## Written instruction
Each line below should be reproduced without any alteration.

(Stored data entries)
(begin)

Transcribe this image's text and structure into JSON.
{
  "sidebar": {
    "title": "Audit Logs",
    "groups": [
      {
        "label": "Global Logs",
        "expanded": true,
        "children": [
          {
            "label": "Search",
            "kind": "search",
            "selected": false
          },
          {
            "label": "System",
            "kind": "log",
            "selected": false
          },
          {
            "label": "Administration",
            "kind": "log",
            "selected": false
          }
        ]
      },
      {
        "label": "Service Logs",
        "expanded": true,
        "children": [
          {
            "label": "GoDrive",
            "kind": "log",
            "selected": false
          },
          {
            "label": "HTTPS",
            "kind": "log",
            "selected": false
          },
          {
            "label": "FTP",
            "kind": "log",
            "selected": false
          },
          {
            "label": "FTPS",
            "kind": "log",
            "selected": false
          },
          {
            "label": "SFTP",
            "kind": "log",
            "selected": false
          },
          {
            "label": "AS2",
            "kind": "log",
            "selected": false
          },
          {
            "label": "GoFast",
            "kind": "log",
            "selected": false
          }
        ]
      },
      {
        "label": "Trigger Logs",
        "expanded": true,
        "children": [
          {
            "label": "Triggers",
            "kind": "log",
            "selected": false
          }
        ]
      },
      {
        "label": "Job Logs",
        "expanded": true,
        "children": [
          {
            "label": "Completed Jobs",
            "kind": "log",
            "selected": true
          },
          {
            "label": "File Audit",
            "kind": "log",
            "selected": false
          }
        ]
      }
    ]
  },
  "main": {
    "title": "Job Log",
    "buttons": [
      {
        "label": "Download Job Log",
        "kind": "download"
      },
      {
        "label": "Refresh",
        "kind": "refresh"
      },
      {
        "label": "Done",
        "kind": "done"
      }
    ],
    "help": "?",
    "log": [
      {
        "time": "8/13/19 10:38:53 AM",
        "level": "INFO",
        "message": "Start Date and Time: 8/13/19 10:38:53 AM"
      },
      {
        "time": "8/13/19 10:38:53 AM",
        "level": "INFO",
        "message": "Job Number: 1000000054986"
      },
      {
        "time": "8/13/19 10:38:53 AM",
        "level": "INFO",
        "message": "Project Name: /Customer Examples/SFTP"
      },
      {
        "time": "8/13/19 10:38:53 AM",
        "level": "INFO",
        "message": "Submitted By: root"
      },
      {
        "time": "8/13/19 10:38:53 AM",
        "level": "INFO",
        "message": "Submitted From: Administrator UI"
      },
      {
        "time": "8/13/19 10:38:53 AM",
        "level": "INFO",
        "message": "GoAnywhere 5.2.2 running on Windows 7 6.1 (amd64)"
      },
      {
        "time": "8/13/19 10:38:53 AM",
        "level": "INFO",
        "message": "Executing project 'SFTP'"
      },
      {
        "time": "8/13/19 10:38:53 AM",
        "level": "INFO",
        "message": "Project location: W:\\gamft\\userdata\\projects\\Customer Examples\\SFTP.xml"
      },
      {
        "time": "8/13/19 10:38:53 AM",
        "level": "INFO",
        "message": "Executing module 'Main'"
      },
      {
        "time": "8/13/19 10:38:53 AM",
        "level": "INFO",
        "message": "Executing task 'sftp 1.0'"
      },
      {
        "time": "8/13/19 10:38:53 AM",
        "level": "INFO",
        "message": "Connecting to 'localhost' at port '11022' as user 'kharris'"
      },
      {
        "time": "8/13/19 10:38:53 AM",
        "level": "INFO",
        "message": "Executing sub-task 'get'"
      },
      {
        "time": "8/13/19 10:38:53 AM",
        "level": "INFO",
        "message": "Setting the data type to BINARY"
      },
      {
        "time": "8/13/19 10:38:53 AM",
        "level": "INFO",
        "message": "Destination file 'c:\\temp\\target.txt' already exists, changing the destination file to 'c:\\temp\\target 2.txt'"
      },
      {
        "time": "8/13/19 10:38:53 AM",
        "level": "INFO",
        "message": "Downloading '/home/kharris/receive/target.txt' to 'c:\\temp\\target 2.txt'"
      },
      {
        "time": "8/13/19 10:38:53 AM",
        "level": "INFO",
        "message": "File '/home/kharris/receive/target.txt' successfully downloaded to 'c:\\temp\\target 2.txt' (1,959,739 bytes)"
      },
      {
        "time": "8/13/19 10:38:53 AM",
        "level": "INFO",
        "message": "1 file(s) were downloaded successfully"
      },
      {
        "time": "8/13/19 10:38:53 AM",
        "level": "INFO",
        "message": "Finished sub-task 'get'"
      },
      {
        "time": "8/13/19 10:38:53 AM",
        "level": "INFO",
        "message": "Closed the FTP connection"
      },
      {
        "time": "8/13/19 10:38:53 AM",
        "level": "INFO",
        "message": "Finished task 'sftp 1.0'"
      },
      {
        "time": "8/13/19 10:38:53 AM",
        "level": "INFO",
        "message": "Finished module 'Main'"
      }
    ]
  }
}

(end)

## Correct result
Transcribe this image's text and structure into JSON.
{
  "sidebar": {
    "title": "Audit Logs",
    "groups": [
      {
        "label": "Global Logs",
        "expanded": true,
        "children": [
          {
            "label": "Search",
            "kind": "search",
            "selected": false
          },
          {
            "label": "System",
            "kind": "log",
            "selected": false
          },
          {
            "label": "Administration",
            "kind": "log",
            "selected": false
          }
        ]
      },
      {
        "label": "Service Logs",
        "expanded": true,
        "children": [
          {
            "label": "GoDrive",
            "kind": "log",
            "selected": false
          },
          {
            "label": "HTTPS",
            "kind": "log",
            "selected": false
          },
          {
            "label": "FTP",
            "kind": "log",
            "selected": false
          },
          {
            "label": "FTPS",
            "kind": "log",
            "selected": false
          },
          {
            "label": "SFTP",
            "kind": "log",
            "selected": false
          },
          {
            "label": "AS2",
            "kind": "log",
            "selected": false
          },
          {
            "label": "GoFast",
            "kind": "log",
            "selected": false
          }
        ]
      },
      {
        "label": "Trigger Logs",
        "expanded": true,
        "children": [
          {
            "label": "Triggers",
            "kind": "log",
            "selected": false
          }
        ]
      },
      {
        "label": "Job Logs",
        "expanded": true,
        "children": [
          {
            "label": "Completed Jobs",
            "kind": "log",
            "selected": true
          },
          {
            "label": "File Audit",
            "kind": "log",
            "selected": false
          }
        ]
      }
    ]
  },
  "main": {
    "title": "Job Log",
    "buttons": [
      {
        "label": "Download Job Log",
        "kind": "download"
      },
      {
        "label": "Refresh",
        "kind": "refresh"
      },
      {
        "label": "Done",
        "kind": "done"
      }
    ],
    "help": "?",
    "log": [
      {
        "time": "8/13/19 10:38:53 AM",
        "level": "INFO",
        "message": "Start Date and Time: 8/13/19 10:38:53 AM"
      },
      {
        "time": "8/13/19 10:38:53 AM",
        "level": "INFO",
        "message": "Job Number: 1000000054986"
      },
      {
        "time": "8/13/19 10:38:53 AM",
        "level": "INFO",
        "message": "Project Name: /Customer Examples/SFTP"
      },
      {
        "time": "8/13/19 10:38:53 AM",
        "level": "INFO",
        "message": "Submitted By: root"
      },
      {
        "time": "8/13/19 10:38:53 AM",
        "level": "INFO",
        "message": "Submitted From: Administrator UI"
      },
      {
        "time": "8/13/19 10:38:53 AM",
        "level": "INFO",
        "message": "GoAnywhere 5.2.2 running on Windows 7 6.1 (amd64)"
      },
      {
        "time": "8/13/19 10:38:53 AM",
        "level": "INFO",
        "message": "Executing project 'SFTP'"
      },
      {
        "time": "8/13/19 10:38:53 AM",
        "level": "INFO",
        "message": "Project location: W:\\gamft\\userdata\\projects\\Customer Examples\\SFTP.xml"
      },
      {
        "time": "8/13/19 10:38:53 AM",
        "level": "INFO",
        "message": "Executing module 'Main'"
      },
      {
        "time": "8/13/19 10:38:53 AM",
        "level": "INFO",
        "message": "Executing task 'sftp 1.0'"
      },
      {
        "time": "8/13/19 10:38:53 AM",
        "level": "INFO",
        "message": "Connecting to 'localhost' at port '11022' as user 'kharris'"
      },
      {
        "time": "8/13/19 10:38:53 AM",
        "level": "INFO",
        "message": "Executing sub-task 'get'"
      },
      {
        "time": "8/13/19 10:38:53 AM",
        "level": "INFO",
        "message": "Setting the data type to BINARY"
      },
      {
        "time": "8/13/19 10:38:53 AM",
        "level": "INFO",
        "message": "Destination file 'c:\\temp\\target.txt' already exists, changing the destination file to 'c:\\temp\\target 2.txt'"
      },
      {
        "time": "8/13/19 10:38:53 AM",
        "level": "INFO",
        "message": "Downloading '/home/kharris/receive/target.txt' to 'c:\\temp\\target 2.txt'"
      },
      {
        "time": "8/13/19 10:38:53 AM",
        "level": "INFO",
        "message": "File '/home/kharris/receive/target.txt' successfully downloaded to 'c:\\temp\\target 2.txt' (1,959,739 bytes)"
      },
      {
        "time": "8/13/19 10:38:53 AM",
        "level": "INFO",
        "message": "1 file(s) were downloaded successfully"
      },
      {
        "time": "8/13/19 10:38:53 AM",
        "level": "INFO",
        "message": "Finished sub-task 'get'"
      },
      {
        "time": "8/13/19 10:38:53 AM",
        "level": "INFO",
        "message": "Closed the FTP connection"
      },
      {
        "time": "8/13/19 10:38:53 AM",
        "level": "INFO",
        "message": "Finished task 'sftp 1.0'"
      },
      {
        "time": "8/13/19 10:38:53 AM",
        "level": "INFO",
        "message": "Finished module 'Main'"
      }
    ]
  }
}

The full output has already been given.